Stored records
▼
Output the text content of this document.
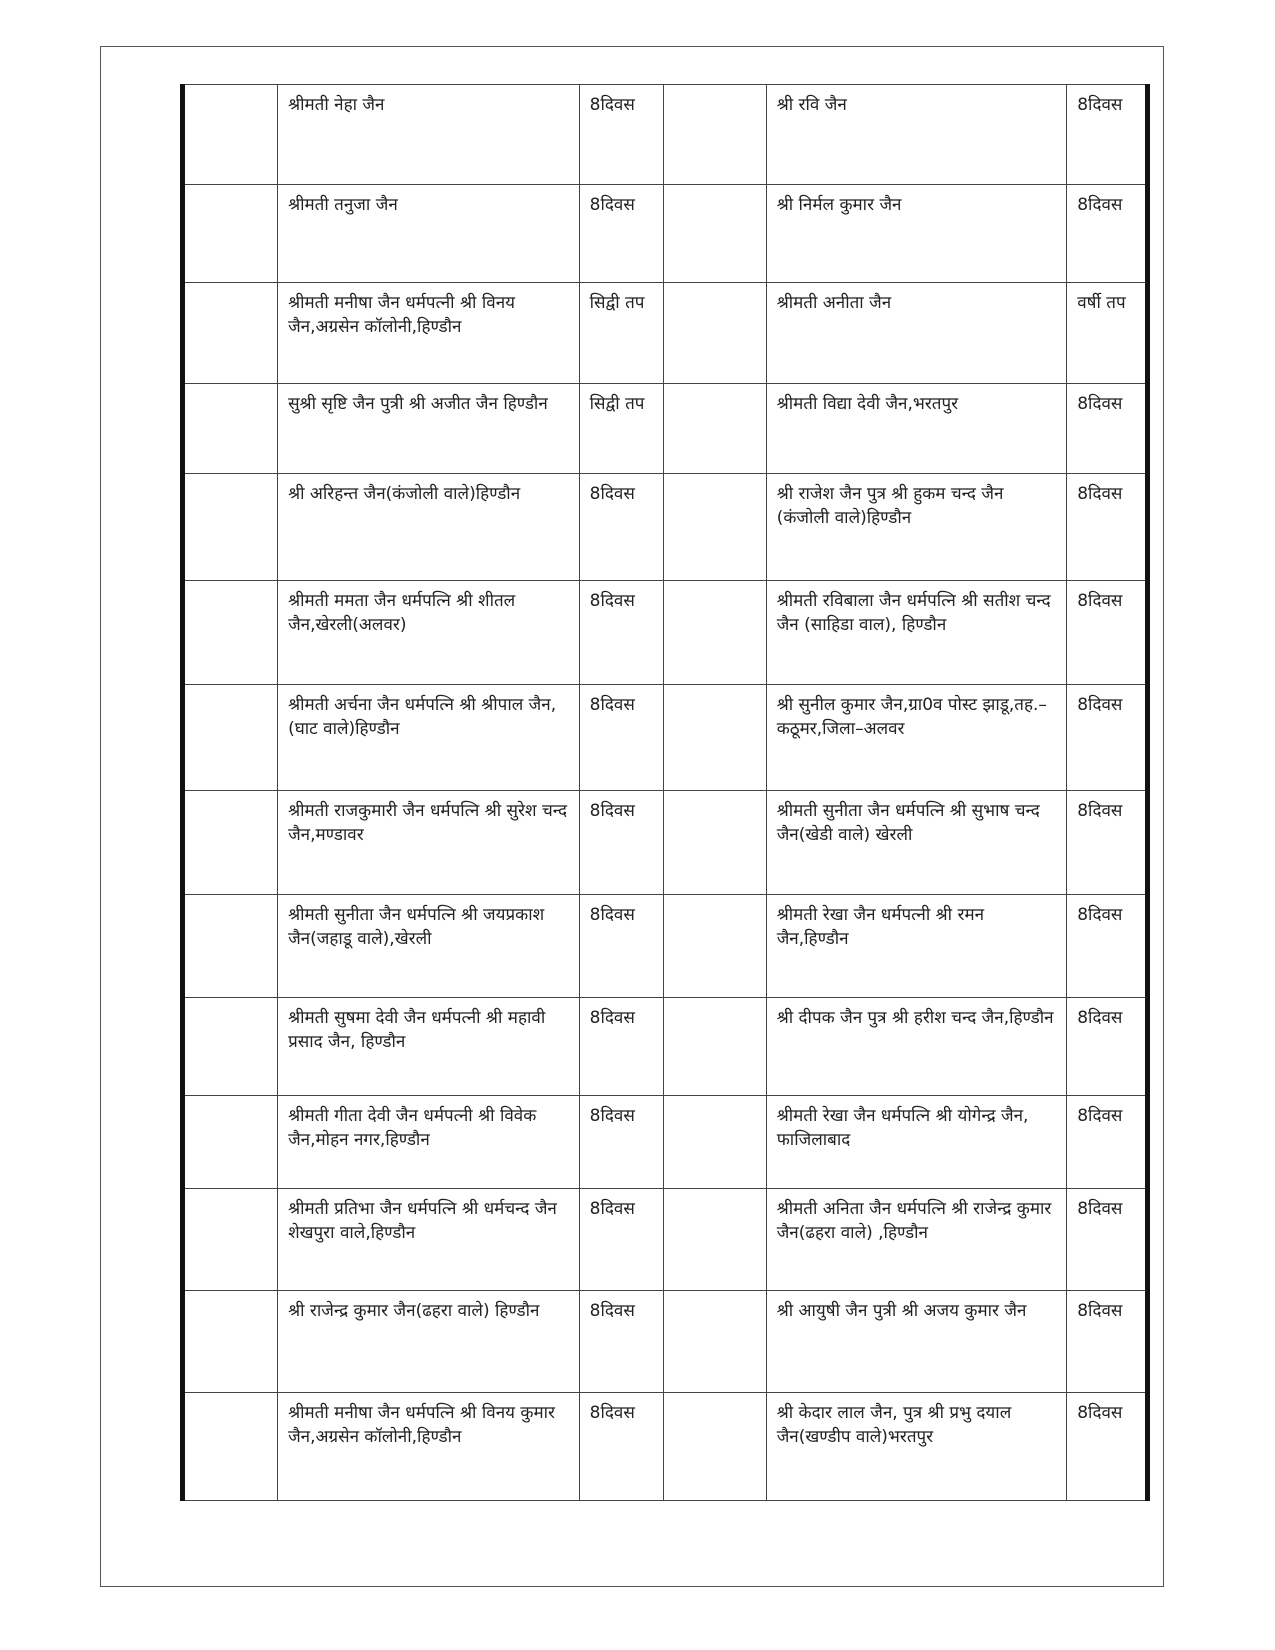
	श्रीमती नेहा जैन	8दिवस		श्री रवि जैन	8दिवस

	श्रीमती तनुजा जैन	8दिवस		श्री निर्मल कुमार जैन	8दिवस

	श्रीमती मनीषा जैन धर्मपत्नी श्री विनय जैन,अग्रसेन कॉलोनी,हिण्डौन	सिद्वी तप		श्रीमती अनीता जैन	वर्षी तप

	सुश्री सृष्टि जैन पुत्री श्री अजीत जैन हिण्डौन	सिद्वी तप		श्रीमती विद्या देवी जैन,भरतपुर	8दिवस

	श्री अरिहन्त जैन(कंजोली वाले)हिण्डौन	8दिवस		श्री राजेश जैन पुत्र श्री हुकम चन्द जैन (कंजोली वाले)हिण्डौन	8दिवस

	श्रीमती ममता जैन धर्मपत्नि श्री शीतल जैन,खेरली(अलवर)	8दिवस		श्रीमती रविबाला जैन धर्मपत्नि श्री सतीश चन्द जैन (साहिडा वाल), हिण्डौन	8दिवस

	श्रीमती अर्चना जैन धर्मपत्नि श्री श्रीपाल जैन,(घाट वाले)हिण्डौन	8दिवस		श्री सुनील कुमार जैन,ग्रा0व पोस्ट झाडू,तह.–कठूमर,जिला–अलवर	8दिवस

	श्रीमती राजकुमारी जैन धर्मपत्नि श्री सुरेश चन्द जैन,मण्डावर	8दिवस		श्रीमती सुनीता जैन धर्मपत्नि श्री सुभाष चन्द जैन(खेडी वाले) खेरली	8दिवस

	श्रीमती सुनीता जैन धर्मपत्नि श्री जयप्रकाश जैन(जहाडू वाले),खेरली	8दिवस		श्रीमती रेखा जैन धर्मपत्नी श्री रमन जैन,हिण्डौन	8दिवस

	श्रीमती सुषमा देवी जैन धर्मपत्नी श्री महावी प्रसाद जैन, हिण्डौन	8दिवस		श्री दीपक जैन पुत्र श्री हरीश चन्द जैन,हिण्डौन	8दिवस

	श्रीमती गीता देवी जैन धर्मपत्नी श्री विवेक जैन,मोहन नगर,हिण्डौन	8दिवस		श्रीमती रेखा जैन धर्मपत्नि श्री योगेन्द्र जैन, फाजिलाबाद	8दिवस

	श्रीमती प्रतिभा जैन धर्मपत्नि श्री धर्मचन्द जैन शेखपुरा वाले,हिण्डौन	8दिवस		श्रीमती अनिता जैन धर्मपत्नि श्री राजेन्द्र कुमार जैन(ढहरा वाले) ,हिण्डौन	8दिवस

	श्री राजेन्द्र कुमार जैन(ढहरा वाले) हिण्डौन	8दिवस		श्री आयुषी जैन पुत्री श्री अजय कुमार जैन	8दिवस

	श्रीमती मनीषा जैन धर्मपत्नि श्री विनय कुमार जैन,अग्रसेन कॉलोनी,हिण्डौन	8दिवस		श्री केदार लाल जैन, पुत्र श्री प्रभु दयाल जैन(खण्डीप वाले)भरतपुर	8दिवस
▲
Exercise prompt
Retype everything in the material word for word, minus pictures.

Problem solution
Output the text content of this document.
	श्रीमती नेहा जैन	8दिवस		श्री रवि जैन	8दिवस

	श्रीमती तनुजा जैन	8दिवस		श्री निर्मल कुमार जैन	8दिवस

	श्रीमती मनीषा जैन धर्मपत्नी श्री विनय जैन,अग्रसेन कॉलोनी,हिण्डौन	सिद्वी तप		श्रीमती अनीता जैन	वर्षी तप

	सुश्री सृष्टि जैन पुत्री श्री अजीत जैन हिण्डौन	सिद्वी तप		श्रीमती विद्या देवी जैन,भरतपुर	8दिवस

	श्री अरिहन्त जैन(कंजोली वाले)हिण्डौन	8दिवस		श्री राजेश जैन पुत्र श्री हुकम चन्द जैन (कंजोली वाले)हिण्डौन	8दिवस

	श्रीमती ममता जैन धर्मपत्नि श्री शीतल जैन,खेरली(अलवर)	8दिवस		श्रीमती रविबाला जैन धर्मपत्नि श्री सतीश चन्द जैन (साहिडा वाल), हिण्डौन	8दिवस

	श्रीमती अर्चना जैन धर्मपत्नि श्री श्रीपाल जैन,(घाट वाले)हिण्डौन	8दिवस		श्री सुनील कुमार जैन,ग्रा0व पोस्ट झाडू,तह.–कठूमर,जिला–अलवर	8दिवस

	श्रीमती राजकुमारी जैन धर्मपत्नि श्री सुरेश चन्द जैन,मण्डावर	8दिवस		श्रीमती सुनीता जैन धर्मपत्नि श्री सुभाष चन्द जैन(खेडी वाले) खेरली	8दिवस

	श्रीमती सुनीता जैन धर्मपत्नि श्री जयप्रकाश जैन(जहाडू वाले),खेरली	8दिवस		श्रीमती रेखा जैन धर्मपत्नी श्री रमन जैन,हिण्डौन	8दिवस

	श्रीमती सुषमा देवी जैन धर्मपत्नी श्री महावी प्रसाद जैन, हिण्डौन	8दिवस		श्री दीपक जैन पुत्र श्री हरीश चन्द जैन,हिण्डौन	8दिवस

	श्रीमती गीता देवी जैन धर्मपत्नी श्री विवेक जैन,मोहन नगर,हिण्डौन	8दिवस		श्रीमती रेखा जैन धर्मपत्नि श्री योगेन्द्र जैन, फाजिलाबाद	8दिवस

	श्रीमती प्रतिभा जैन धर्मपत्नि श्री धर्मचन्द जैन शेखपुरा वाले,हिण्डौन	8दिवस		श्रीमती अनिता जैन धर्मपत्नि श्री राजेन्द्र कुमार जैन(ढहरा वाले) ,हिण्डौन	8दिवस

	श्री राजेन्द्र कुमार जैन(ढहरा वाले) हिण्डौन	8दिवस		श्री आयुषी जैन पुत्री श्री अजय कुमार जैन	8दिवस

	श्रीमती मनीषा जैन धर्मपत्नि श्री विनय कुमार जैन,अग्रसेन कॉलोनी,हिण्डौन	8दिवस		श्री केदार लाल जैन, पुत्र श्री प्रभु दयाल जैन(खण्डीप वाले)भरतपुर	8दिवस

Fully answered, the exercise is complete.